··· GIVEN INFORMATION ···
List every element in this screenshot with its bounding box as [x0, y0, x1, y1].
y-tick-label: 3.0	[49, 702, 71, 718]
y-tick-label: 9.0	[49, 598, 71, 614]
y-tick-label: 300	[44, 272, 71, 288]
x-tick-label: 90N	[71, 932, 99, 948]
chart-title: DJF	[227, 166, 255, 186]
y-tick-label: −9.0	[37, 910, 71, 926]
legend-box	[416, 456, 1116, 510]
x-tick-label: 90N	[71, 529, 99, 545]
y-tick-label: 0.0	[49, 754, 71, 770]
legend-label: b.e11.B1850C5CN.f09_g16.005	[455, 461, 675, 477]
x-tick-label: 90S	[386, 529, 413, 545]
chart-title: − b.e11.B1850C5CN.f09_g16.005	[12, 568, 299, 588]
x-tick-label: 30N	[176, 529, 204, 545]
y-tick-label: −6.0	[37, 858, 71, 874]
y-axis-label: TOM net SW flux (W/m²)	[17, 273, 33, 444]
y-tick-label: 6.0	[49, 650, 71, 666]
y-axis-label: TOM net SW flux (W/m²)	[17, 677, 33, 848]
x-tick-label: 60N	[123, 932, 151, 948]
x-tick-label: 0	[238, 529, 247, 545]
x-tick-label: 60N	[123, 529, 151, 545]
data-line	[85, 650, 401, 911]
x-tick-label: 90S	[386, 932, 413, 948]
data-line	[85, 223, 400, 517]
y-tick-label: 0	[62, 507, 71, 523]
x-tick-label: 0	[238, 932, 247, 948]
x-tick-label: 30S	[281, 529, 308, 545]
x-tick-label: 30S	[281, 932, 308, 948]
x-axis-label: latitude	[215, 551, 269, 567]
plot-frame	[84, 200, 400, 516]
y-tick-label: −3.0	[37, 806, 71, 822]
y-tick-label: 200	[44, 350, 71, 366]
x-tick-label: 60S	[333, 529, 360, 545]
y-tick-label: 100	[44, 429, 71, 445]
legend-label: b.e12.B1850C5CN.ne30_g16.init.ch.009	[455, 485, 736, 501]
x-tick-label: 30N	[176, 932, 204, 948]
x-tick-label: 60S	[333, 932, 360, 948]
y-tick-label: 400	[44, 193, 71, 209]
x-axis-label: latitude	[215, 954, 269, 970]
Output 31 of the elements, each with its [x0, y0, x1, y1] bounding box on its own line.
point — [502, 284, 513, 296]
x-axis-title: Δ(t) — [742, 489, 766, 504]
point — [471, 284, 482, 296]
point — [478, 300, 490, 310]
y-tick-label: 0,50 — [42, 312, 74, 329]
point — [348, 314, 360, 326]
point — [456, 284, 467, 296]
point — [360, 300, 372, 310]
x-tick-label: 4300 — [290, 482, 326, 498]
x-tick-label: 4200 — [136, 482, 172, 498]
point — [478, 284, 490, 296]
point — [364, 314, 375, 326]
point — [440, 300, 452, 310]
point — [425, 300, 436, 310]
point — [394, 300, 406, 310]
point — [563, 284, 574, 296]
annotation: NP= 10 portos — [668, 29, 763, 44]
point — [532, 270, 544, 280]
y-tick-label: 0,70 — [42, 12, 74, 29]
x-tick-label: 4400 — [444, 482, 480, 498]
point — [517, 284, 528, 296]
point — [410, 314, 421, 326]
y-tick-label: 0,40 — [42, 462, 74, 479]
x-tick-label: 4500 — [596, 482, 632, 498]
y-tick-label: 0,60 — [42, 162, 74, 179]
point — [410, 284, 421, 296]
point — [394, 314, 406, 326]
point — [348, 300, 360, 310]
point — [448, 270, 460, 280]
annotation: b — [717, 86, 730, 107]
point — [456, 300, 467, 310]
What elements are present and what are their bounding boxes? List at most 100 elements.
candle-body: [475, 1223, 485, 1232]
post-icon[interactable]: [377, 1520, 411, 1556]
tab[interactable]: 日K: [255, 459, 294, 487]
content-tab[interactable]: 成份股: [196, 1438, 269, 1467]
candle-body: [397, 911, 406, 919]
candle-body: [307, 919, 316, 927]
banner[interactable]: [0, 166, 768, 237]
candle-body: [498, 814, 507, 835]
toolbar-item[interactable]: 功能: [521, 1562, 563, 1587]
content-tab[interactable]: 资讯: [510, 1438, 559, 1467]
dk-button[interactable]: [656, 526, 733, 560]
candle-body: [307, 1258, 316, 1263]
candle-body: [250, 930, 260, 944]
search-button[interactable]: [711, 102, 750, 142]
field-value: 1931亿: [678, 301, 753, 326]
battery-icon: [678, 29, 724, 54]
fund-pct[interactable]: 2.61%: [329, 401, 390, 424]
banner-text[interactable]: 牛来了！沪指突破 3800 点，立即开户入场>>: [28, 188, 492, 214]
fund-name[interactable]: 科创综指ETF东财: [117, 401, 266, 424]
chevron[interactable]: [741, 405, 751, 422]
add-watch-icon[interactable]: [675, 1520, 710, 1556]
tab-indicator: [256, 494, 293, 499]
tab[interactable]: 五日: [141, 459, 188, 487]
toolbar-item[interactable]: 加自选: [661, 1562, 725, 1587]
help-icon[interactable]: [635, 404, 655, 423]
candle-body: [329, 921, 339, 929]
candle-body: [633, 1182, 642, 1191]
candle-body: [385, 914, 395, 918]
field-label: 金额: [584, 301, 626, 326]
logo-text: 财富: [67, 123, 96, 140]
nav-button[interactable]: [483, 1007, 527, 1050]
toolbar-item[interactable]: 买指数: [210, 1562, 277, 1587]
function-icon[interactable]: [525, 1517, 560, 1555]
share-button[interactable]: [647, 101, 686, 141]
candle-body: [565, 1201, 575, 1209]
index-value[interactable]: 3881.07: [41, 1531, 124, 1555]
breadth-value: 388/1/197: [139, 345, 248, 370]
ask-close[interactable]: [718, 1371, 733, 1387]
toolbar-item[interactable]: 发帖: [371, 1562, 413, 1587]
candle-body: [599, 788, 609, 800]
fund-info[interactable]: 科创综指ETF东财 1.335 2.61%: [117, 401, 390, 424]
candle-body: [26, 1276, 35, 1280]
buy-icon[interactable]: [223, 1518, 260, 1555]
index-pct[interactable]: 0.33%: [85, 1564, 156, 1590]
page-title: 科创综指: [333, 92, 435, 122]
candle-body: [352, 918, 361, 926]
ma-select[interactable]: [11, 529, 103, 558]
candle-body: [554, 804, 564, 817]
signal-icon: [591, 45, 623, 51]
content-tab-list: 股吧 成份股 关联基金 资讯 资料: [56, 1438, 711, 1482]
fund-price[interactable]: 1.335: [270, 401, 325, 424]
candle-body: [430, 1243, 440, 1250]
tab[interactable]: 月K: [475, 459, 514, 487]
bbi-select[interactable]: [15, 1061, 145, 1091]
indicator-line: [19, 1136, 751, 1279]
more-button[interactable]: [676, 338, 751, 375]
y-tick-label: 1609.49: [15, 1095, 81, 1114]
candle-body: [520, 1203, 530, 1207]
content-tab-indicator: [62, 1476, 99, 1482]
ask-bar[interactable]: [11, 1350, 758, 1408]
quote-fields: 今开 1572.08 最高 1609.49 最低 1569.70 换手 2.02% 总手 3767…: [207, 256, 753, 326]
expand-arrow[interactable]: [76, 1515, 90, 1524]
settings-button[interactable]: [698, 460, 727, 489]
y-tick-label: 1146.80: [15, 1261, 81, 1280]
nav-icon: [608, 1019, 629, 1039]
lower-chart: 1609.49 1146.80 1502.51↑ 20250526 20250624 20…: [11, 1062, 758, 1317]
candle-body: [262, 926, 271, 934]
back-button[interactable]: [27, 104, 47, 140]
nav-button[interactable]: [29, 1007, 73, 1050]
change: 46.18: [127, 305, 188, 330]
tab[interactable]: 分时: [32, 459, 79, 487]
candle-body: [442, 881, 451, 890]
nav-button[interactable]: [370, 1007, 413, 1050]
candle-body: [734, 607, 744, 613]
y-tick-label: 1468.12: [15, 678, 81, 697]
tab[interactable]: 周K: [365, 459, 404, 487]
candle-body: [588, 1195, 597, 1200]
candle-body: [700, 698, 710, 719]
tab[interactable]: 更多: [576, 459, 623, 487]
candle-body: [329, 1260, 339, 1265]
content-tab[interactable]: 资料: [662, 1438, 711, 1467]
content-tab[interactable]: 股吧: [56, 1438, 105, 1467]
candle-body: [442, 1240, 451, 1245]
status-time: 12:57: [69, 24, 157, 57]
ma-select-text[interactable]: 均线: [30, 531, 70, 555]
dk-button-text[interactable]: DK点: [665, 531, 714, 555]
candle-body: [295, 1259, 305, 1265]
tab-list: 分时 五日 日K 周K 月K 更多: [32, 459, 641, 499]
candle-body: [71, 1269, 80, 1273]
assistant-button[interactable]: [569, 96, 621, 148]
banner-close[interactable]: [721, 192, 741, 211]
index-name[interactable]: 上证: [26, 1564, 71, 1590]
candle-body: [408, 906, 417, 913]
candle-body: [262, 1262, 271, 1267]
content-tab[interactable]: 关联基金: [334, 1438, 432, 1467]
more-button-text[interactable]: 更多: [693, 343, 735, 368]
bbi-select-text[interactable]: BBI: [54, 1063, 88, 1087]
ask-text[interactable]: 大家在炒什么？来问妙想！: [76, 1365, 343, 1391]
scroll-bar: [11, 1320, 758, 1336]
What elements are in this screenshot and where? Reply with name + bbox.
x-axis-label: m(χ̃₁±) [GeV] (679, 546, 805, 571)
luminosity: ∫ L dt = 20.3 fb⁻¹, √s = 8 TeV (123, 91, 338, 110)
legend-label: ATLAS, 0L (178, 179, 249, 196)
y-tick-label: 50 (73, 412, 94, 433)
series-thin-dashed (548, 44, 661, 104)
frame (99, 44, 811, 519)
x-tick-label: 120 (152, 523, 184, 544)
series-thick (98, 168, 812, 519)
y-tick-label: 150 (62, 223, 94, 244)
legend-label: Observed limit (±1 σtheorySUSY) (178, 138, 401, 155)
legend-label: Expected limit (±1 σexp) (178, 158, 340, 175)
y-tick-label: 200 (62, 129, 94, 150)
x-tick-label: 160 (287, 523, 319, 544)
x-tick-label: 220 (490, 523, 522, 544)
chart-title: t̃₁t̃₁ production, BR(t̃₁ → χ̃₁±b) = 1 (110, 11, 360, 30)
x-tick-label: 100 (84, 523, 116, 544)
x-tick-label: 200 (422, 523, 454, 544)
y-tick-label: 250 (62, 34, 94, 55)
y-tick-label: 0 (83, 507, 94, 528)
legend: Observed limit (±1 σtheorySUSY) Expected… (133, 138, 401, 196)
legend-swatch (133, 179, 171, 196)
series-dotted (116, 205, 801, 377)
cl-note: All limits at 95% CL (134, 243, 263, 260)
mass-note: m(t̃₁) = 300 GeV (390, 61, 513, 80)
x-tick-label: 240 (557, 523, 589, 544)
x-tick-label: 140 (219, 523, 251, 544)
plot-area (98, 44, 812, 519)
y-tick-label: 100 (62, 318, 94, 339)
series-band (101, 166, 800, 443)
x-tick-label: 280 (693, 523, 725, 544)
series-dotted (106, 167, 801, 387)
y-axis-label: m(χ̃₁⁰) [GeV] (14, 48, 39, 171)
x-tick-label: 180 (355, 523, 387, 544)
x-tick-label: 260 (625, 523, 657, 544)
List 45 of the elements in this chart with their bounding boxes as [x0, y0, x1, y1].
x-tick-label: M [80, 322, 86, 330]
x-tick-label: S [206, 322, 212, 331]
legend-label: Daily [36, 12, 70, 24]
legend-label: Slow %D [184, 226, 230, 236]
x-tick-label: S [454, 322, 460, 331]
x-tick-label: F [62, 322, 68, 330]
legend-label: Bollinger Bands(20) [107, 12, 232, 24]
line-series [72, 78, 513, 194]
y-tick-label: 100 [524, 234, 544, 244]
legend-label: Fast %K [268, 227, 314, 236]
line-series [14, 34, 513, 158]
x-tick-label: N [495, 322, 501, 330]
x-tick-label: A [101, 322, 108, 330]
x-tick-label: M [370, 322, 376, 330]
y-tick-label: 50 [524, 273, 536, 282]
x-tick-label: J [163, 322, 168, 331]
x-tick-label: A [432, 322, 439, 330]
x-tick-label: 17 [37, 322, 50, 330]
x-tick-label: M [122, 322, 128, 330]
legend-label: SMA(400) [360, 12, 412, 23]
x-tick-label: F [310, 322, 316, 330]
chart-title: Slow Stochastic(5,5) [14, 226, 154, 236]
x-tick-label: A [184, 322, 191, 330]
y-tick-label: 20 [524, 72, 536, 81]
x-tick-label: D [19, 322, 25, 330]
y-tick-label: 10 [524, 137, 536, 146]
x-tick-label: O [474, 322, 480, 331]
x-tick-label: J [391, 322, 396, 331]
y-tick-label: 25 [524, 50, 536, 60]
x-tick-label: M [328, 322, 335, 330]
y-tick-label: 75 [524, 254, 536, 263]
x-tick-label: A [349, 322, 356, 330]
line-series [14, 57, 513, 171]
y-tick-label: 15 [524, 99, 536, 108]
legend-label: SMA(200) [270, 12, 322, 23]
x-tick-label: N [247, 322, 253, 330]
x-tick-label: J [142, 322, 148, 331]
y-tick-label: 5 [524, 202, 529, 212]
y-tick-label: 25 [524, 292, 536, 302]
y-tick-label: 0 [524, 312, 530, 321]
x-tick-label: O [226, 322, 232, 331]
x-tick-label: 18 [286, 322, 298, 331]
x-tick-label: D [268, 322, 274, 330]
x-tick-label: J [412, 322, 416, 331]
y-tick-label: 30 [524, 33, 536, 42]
···
WHAT TO WORK ON: Retype the records from the first line through the line that contains "529, 99, 545]", with no changes.

SOLUTION TO THIS PROBLEM:
List every element in this screenshot with its bounding box as [x0, y0, x1, y1].
y-tick-label: 3.0	[49, 702, 71, 718]
y-tick-label: 9.0	[49, 598, 71, 614]
y-tick-label: 300	[44, 272, 71, 288]
x-tick-label: 90N	[71, 932, 99, 948]
chart-title: DJF	[227, 166, 255, 186]
y-tick-label: −9.0	[37, 910, 71, 926]
legend-box	[416, 456, 1116, 510]
x-tick-label: 90N	[71, 529, 99, 545]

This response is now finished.